Short exercise: For the listing below, give the count of lines containing "color", and no other text.

Available data:

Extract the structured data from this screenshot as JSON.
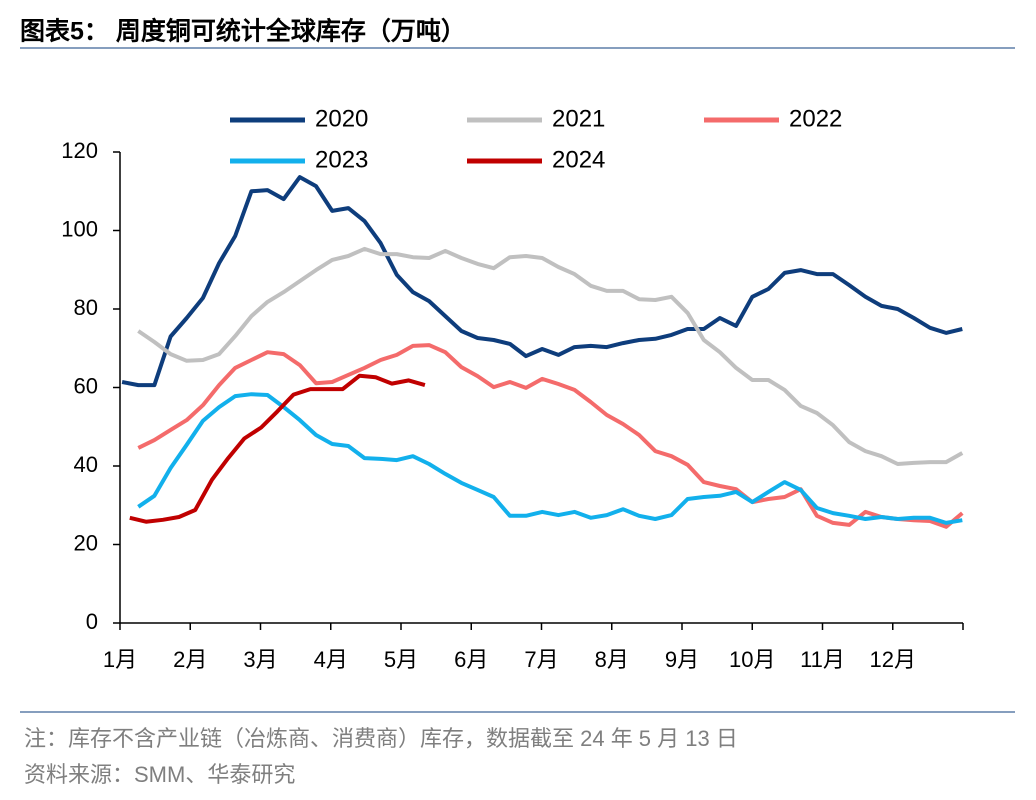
{
  "chart_data": {
    "type": "line",
    "title": "图表5：  周度铜可统计全球库存（万吨）",
    "note": "注：库存不含产业链（冶炼商、消费商）库存，数据截至 24 年 5 月 13 日",
    "source": "资料来源：SMM、华泰研究",
    "ylim": [
      0,
      120
    ],
    "yticks": [
      0,
      20,
      40,
      60,
      80,
      100,
      120
    ],
    "xlim": [
      0,
      12
    ],
    "xticks": [
      {
        "value": 0,
        "label": "1月"
      },
      {
        "value": 1,
        "label": "2月"
      },
      {
        "value": 2,
        "label": "3月"
      },
      {
        "value": 3,
        "label": "4月"
      },
      {
        "value": 4,
        "label": "5月"
      },
      {
        "value": 5,
        "label": "6月"
      },
      {
        "value": 6,
        "label": "7月"
      },
      {
        "value": 7,
        "label": "8月"
      },
      {
        "value": 8,
        "label": "9月"
      },
      {
        "value": 9,
        "label": "10月"
      },
      {
        "value": 10,
        "label": "11月"
      },
      {
        "value": 11,
        "label": "12月"
      }
    ],
    "series": [
      {
        "name": "2020",
        "color": "#0e3d7c",
        "x": [
          0.03,
          0.26,
          0.49,
          0.72,
          0.95,
          1.18,
          1.41,
          1.64,
          1.87,
          2.1,
          2.33,
          2.56,
          2.79,
          3.02,
          3.25,
          3.48,
          3.71,
          3.94,
          4.17,
          4.4,
          4.63,
          4.86,
          5.09,
          5.32,
          5.55,
          5.78,
          6.01,
          6.24,
          6.47,
          6.7,
          6.93,
          7.16,
          7.39,
          7.62,
          7.85,
          8.08,
          8.31,
          8.54,
          8.77,
          9.0,
          9.23,
          9.46,
          9.69,
          9.92,
          10.15,
          10.38,
          10.61,
          10.84,
          11.07,
          11.3,
          11.53,
          11.76,
          11.99
        ],
        "values": [
          61.4,
          60.6,
          60.6,
          73,
          77.7,
          82.8,
          91.7,
          98.6,
          110,
          110.3,
          108,
          113.6,
          111.3,
          105,
          105.7,
          102.4,
          96.8,
          88.7,
          84.3,
          82,
          78.2,
          74.4,
          72.6,
          72.1,
          71.1,
          68,
          69.8,
          68.3,
          70.3,
          70.6,
          70.3,
          71.3,
          72.1,
          72.4,
          73.4,
          74.9,
          74.9,
          77.7,
          75.7,
          83.1,
          85.1,
          89.2,
          89.9,
          88.9,
          88.9,
          86.1,
          83.1,
          80.8,
          80,
          77.7,
          75.2,
          73.9,
          74.9
        ]
      },
      {
        "name": "2021",
        "color": "#c0c0c0",
        "x": [
          0.26,
          0.49,
          0.72,
          0.95,
          1.18,
          1.41,
          1.64,
          1.87,
          2.1,
          2.33,
          2.56,
          2.79,
          3.02,
          3.25,
          3.48,
          3.71,
          3.94,
          4.17,
          4.4,
          4.63,
          4.86,
          5.09,
          5.32,
          5.55,
          5.78,
          6.01,
          6.24,
          6.47,
          6.7,
          6.93,
          7.16,
          7.39,
          7.62,
          7.85,
          8.08,
          8.31,
          8.54,
          8.77,
          9.0,
          9.23,
          9.46,
          9.69,
          9.92,
          10.15,
          10.38,
          10.61,
          10.84,
          11.07,
          11.3,
          11.53,
          11.76,
          11.99
        ],
        "values": [
          74.4,
          71.6,
          68.5,
          66.8,
          67,
          68.5,
          73.1,
          78.2,
          81.8,
          84.3,
          87.1,
          89.9,
          92.5,
          93.5,
          95.3,
          94,
          94,
          93.2,
          93,
          94.8,
          93,
          91.5,
          90.4,
          93.2,
          93.5,
          93,
          90.7,
          88.9,
          85.9,
          84.6,
          84.6,
          82.5,
          82.3,
          83.1,
          79,
          72.1,
          69,
          65,
          61.9,
          61.9,
          59.4,
          55.3,
          53.5,
          50.4,
          46.1,
          43.8,
          42.5,
          40.5,
          40.8,
          41,
          41,
          43.3
        ]
      },
      {
        "name": "2022",
        "color": "#f46b6b",
        "x": [
          0.26,
          0.49,
          0.72,
          0.95,
          1.18,
          1.41,
          1.64,
          1.87,
          2.1,
          2.33,
          2.56,
          2.79,
          3.02,
          3.25,
          3.48,
          3.71,
          3.94,
          4.17,
          4.4,
          4.63,
          4.86,
          5.09,
          5.32,
          5.55,
          5.78,
          6.01,
          6.24,
          6.47,
          6.7,
          6.93,
          7.16,
          7.39,
          7.62,
          7.85,
          8.08,
          8.31,
          8.54,
          8.77,
          9.0,
          9.23,
          9.46,
          9.69,
          9.92,
          10.15,
          10.38,
          10.61,
          10.84,
          11.07,
          11.3,
          11.53,
          11.76,
          11.99
        ],
        "values": [
          44.6,
          46.6,
          49.2,
          51.7,
          55.5,
          60.6,
          65,
          67,
          69,
          68.5,
          65.7,
          61.1,
          61.4,
          63.2,
          65,
          67,
          68.3,
          70.6,
          70.8,
          69,
          65.2,
          62.9,
          60.1,
          61.4,
          59.9,
          62.2,
          60.9,
          59.4,
          56.3,
          53,
          50.7,
          47.9,
          43.8,
          42.5,
          40.3,
          35.9,
          34.9,
          34.1,
          30.8,
          31.6,
          32.1,
          34.1,
          27.3,
          25.5,
          25,
          28.3,
          27,
          26.5,
          26.2,
          26,
          24.5,
          28
        ]
      },
      {
        "name": "2023",
        "color": "#12b0ec",
        "x": [
          0.26,
          0.49,
          0.72,
          0.95,
          1.18,
          1.41,
          1.64,
          1.87,
          2.1,
          2.33,
          2.56,
          2.79,
          3.02,
          3.25,
          3.48,
          3.71,
          3.94,
          4.17,
          4.4,
          4.63,
          4.86,
          5.09,
          5.32,
          5.55,
          5.78,
          6.01,
          6.24,
          6.47,
          6.7,
          6.93,
          7.16,
          7.39,
          7.62,
          7.85,
          8.08,
          8.31,
          8.54,
          8.77,
          9.0,
          9.23,
          9.46,
          9.69,
          9.92,
          10.15,
          10.38,
          10.61,
          10.84,
          11.07,
          11.3,
          11.53,
          11.76,
          11.99
        ],
        "values": [
          29.6,
          32.4,
          39.5,
          45.4,
          51.5,
          55,
          57.8,
          58.3,
          58.1,
          55,
          51.7,
          47.9,
          45.6,
          45.1,
          42,
          41.8,
          41.5,
          42.5,
          40.5,
          38,
          35.7,
          33.9,
          32.1,
          27.3,
          27.3,
          28.3,
          27.5,
          28.3,
          26.8,
          27.5,
          29,
          27.3,
          26.5,
          27.5,
          31.6,
          32.1,
          32.4,
          33.4,
          30.8,
          33.4,
          35.9,
          33.9,
          29.3,
          28,
          27.3,
          26.5,
          27,
          26.5,
          26.8,
          26.8,
          25.5,
          26.2
        ]
      },
      {
        "name": "2024",
        "color": "#c00000",
        "x": [
          0.14,
          0.37,
          0.61,
          0.84,
          1.07,
          1.31,
          1.54,
          1.77,
          2.01,
          2.24,
          2.47,
          2.71,
          2.94,
          3.17,
          3.41,
          3.64,
          3.87,
          4.11,
          4.34
        ],
        "values": [
          26.8,
          25.8,
          26.3,
          27,
          28.8,
          36.5,
          42,
          47,
          49.8,
          53.9,
          58.2,
          59.6,
          59.6,
          59.6,
          63,
          62.6,
          61,
          61.8,
          60.6
        ]
      }
    ]
  }
}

Correct result: 5